_Task details_.
Exactly as given, repeat all of the entries.

_Records shown_.
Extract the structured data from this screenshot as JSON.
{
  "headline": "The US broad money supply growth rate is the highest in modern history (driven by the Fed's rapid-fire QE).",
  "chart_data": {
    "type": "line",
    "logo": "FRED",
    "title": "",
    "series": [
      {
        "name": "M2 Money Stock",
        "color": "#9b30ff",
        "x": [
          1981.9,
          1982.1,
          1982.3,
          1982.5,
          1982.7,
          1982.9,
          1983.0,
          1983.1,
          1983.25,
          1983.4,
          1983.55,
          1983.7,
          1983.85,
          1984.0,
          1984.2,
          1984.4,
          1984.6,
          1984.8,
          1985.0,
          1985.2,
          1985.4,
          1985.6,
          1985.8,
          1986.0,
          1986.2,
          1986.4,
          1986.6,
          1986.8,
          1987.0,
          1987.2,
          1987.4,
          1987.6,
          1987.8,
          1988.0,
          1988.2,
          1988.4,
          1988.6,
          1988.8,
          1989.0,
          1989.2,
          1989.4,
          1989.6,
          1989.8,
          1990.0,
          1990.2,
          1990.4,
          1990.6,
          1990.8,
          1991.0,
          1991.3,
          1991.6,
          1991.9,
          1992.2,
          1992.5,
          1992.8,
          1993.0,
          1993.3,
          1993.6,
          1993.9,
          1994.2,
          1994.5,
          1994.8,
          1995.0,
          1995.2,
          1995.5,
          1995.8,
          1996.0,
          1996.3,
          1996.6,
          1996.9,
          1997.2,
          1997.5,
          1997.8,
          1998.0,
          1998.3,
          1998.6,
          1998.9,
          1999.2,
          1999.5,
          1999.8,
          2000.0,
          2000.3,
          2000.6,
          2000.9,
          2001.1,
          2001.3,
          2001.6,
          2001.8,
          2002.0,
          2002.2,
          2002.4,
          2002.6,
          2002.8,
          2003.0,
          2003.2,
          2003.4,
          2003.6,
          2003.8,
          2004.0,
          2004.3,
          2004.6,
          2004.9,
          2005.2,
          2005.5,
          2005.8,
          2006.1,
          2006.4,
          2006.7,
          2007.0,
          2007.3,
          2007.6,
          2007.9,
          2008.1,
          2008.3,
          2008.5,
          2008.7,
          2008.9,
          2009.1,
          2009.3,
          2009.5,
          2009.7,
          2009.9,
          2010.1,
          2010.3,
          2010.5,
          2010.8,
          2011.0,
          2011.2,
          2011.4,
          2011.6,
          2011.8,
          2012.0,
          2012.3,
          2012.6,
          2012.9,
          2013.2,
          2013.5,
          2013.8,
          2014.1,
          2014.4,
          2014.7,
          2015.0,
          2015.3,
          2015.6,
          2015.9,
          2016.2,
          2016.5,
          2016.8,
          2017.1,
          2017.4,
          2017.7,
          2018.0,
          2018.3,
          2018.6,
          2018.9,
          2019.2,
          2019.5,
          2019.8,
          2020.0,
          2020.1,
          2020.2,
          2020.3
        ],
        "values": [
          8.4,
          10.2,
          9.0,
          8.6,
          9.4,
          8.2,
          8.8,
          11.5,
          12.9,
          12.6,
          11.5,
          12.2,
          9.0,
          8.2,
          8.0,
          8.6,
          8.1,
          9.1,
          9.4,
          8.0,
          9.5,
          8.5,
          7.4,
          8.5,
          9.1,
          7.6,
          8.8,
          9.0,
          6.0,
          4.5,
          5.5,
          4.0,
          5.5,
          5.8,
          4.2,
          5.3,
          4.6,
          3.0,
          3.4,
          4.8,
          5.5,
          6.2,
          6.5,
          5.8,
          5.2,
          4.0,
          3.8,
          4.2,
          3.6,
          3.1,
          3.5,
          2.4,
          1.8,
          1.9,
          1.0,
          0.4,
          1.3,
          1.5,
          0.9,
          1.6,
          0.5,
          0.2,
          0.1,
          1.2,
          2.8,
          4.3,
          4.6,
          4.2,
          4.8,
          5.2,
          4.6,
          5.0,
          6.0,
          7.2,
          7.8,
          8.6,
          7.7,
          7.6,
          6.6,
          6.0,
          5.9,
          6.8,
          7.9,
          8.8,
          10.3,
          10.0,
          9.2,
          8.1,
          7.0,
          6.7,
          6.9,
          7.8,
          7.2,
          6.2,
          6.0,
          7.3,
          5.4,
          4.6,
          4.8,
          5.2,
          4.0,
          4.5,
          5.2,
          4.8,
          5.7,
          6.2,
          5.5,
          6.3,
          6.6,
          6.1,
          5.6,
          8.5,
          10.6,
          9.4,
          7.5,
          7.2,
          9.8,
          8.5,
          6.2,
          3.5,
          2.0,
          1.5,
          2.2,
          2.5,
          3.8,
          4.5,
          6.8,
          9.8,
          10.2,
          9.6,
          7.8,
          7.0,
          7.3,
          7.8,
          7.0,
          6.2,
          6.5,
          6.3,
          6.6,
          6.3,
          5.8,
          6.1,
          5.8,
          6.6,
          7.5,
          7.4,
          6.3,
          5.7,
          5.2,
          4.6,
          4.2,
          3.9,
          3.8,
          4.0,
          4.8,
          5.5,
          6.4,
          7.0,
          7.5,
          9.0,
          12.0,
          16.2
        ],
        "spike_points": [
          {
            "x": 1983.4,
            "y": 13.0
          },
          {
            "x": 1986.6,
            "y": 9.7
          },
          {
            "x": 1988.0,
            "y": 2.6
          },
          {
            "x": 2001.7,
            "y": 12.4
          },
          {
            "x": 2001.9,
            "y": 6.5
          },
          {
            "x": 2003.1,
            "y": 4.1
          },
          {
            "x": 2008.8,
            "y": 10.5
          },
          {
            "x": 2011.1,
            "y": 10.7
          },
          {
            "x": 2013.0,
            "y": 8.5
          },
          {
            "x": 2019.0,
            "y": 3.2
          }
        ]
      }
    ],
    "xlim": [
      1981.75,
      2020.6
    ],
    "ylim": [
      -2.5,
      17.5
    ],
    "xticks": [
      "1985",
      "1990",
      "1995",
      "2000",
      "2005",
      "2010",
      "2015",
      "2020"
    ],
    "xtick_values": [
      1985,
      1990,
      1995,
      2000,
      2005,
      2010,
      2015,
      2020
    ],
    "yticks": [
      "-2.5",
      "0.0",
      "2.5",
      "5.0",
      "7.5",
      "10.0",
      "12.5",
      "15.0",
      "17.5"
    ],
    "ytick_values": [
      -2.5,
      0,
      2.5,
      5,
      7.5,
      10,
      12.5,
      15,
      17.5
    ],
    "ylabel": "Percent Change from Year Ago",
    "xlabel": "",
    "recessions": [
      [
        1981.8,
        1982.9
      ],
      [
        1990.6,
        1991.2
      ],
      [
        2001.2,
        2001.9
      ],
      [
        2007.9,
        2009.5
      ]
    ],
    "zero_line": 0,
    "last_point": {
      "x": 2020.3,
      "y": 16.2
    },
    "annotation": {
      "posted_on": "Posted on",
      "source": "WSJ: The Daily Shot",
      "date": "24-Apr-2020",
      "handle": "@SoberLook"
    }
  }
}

_Solution to this task_.
Extract the structured data from this screenshot as JSON.
{
  "headline": "The US broad money supply growth rate is the highest in modern history (driven by the Fed's rapid-fire QE).",
  "chart_data": {
    "type": "line",
    "logo": "FRED",
    "title": "",
    "series": [
      {
        "name": "M2 Money Stock",
        "color": "#9b30ff",
        "x": [
          1981.9,
          1982.1,
          1982.3,
          1982.5,
          1982.7,
          1982.9,
          1983.0,
          1983.1,
          1983.25,
          1983.4,
          1983.55,
          1983.7,
          1983.85,
          1984.0,
          1984.2,
          1984.4,
          1984.6,
          1984.8,
          1985.0,
          1985.2,
          1985.4,
          1985.6,
          1985.8,
          1986.0,
          1986.2,
          1986.4,
          1986.6,
          1986.8,
          1987.0,
          1987.2,
          1987.4,
          1987.6,
          1987.8,
          1988.0,
          1988.2,
          1988.4,
          1988.6,
          1988.8,
          1989.0,
          1989.2,
          1989.4,
          1989.6,
          1989.8,
          1990.0,
          1990.2,
          1990.4,
          1990.6,
          1990.8,
          1991.0,
          1991.3,
          1991.6,
          1991.9,
          1992.2,
          1992.5,
          1992.8,
          1993.0,
          1993.3,
          1993.6,
          1993.9,
          1994.2,
          1994.5,
          1994.8,
          1995.0,
          1995.2,
          1995.5,
          1995.8,
          1996.0,
          1996.3,
          1996.6,
          1996.9,
          1997.2,
          1997.5,
          1997.8,
          1998.0,
          1998.3,
          1998.6,
          1998.9,
          1999.2,
          1999.5,
          1999.8,
          2000.0,
          2000.3,
          2000.6,
          2000.9,
          2001.1,
          2001.3,
          2001.6,
          2001.8,
          2002.0,
          2002.2,
          2002.4,
          2002.6,
          2002.8,
          2003.0,
          2003.2,
          2003.4,
          2003.6,
          2003.8,
          2004.0,
          2004.3,
          2004.6,
          2004.9,
          2005.2,
          2005.5,
          2005.8,
          2006.1,
          2006.4,
          2006.7,
          2007.0,
          2007.3,
          2007.6,
          2007.9,
          2008.1,
          2008.3,
          2008.5,
          2008.7,
          2008.9,
          2009.1,
          2009.3,
          2009.5,
          2009.7,
          2009.9,
          2010.1,
          2010.3,
          2010.5,
          2010.8,
          2011.0,
          2011.2,
          2011.4,
          2011.6,
          2011.8,
          2012.0,
          2012.3,
          2012.6,
          2012.9,
          2013.2,
          2013.5,
          2013.8,
          2014.1,
          2014.4,
          2014.7,
          2015.0,
          2015.3,
          2015.6,
          2015.9,
          2016.2,
          2016.5,
          2016.8,
          2017.1,
          2017.4,
          2017.7,
          2018.0,
          2018.3,
          2018.6,
          2018.9,
          2019.2,
          2019.5,
          2019.8,
          2020.0,
          2020.1,
          2020.2,
          2020.3
        ],
        "values": [
          8.4,
          10.2,
          9.0,
          8.6,
          9.4,
          8.2,
          8.8,
          11.5,
          12.9,
          12.6,
          11.5,
          12.2,
          9.0,
          8.2,
          8.0,
          8.6,
          8.1,
          9.1,
          9.4,
          8.0,
          9.5,
          8.5,
          7.4,
          8.5,
          9.1,
          7.6,
          8.8,
          9.0,
          6.0,
          4.5,
          5.5,
          4.0,
          5.5,
          5.8,
          4.2,
          5.3,
          4.6,
          3.0,
          3.4,
          4.8,
          5.5,
          6.2,
          6.5,
          5.8,
          5.2,
          4.0,
          3.8,
          4.2,
          3.6,
          3.1,
          3.5,
          2.4,
          1.8,
          1.9,
          1.0,
          0.4,
          1.3,
          1.5,
          0.9,
          1.6,
          0.5,
          0.2,
          0.1,
          1.2,
          2.8,
          4.3,
          4.6,
          4.2,
          4.8,
          5.2,
          4.6,
          5.0,
          6.0,
          7.2,
          7.8,
          8.6,
          7.7,
          7.6,
          6.6,
          6.0,
          5.9,
          6.8,
          7.9,
          8.8,
          10.3,
          10.0,
          9.2,
          8.1,
          7.0,
          6.7,
          6.9,
          7.8,
          7.2,
          6.2,
          6.0,
          7.3,
          5.4,
          4.6,
          4.8,
          5.2,
          4.0,
          4.5,
          5.2,
          4.8,
          5.7,
          6.2,
          5.5,
          6.3,
          6.6,
          6.1,
          5.6,
          8.5,
          10.6,
          9.4,
          7.5,
          7.2,
          9.8,
          8.5,
          6.2,
          3.5,
          2.0,
          1.5,
          2.2,
          2.5,
          3.8,
          4.5,
          6.8,
          9.8,
          10.2,
          9.6,
          7.8,
          7.0,
          7.3,
          7.8,
          7.0,
          6.2,
          6.5,
          6.3,
          6.6,
          6.3,
          5.8,
          6.1,
          5.8,
          6.6,
          7.5,
          7.4,
          6.3,
          5.7,
          5.2,
          4.6,
          4.2,
          3.9,
          3.8,
          4.0,
          4.8,
          5.5,
          6.4,
          7.0,
          7.5,
          9.0,
          12.0,
          16.2
        ],
        "spike_points": [
          {
            "x": 1983.4,
            "y": 13.0
          },
          {
            "x": 1986.6,
            "y": 9.7
          },
          {
            "x": 1988.0,
            "y": 2.6
          },
          {
            "x": 2001.7,
            "y": 12.4
          },
          {
            "x": 2001.9,
            "y": 6.5
          },
          {
            "x": 2003.1,
            "y": 4.1
          },
          {
            "x": 2008.8,
            "y": 10.5
          },
          {
            "x": 2011.1,
            "y": 10.7
          },
          {
            "x": 2013.0,
            "y": 8.5
          },
          {
            "x": 2019.0,
            "y": 3.2
          }
        ]
      }
    ],
    "xlim": [
      1981.75,
      2020.6
    ],
    "ylim": [
      -2.5,
      17.5
    ],
    "xticks": [
      "1985",
      "1990",
      "1995",
      "2000",
      "2005",
      "2010",
      "2015",
      "2020"
    ],
    "xtick_values": [
      1985,
      1990,
      1995,
      2000,
      2005,
      2010,
      2015,
      2020
    ],
    "yticks": [
      "-2.5",
      "0.0",
      "2.5",
      "5.0",
      "7.5",
      "10.0",
      "12.5",
      "15.0",
      "17.5"
    ],
    "ytick_values": [
      -2.5,
      0,
      2.5,
      5,
      7.5,
      10,
      12.5,
      15,
      17.5
    ],
    "ylabel": "Percent Change from Year Ago",
    "xlabel": "",
    "recessions": [
      [
        1981.8,
        1982.9
      ],
      [
        1990.6,
        1991.2
      ],
      [
        2001.2,
        2001.9
      ],
      [
        2007.9,
        2009.5
      ]
    ],
    "zero_line": 0,
    "last_point": {
      "x": 2020.3,
      "y": 16.2
    },
    "annotation": {
      "posted_on": "Posted on",
      "source": "WSJ: The Daily Shot",
      "date": "24-Apr-2020",
      "handle": "@SoberLook"
    }
  }
}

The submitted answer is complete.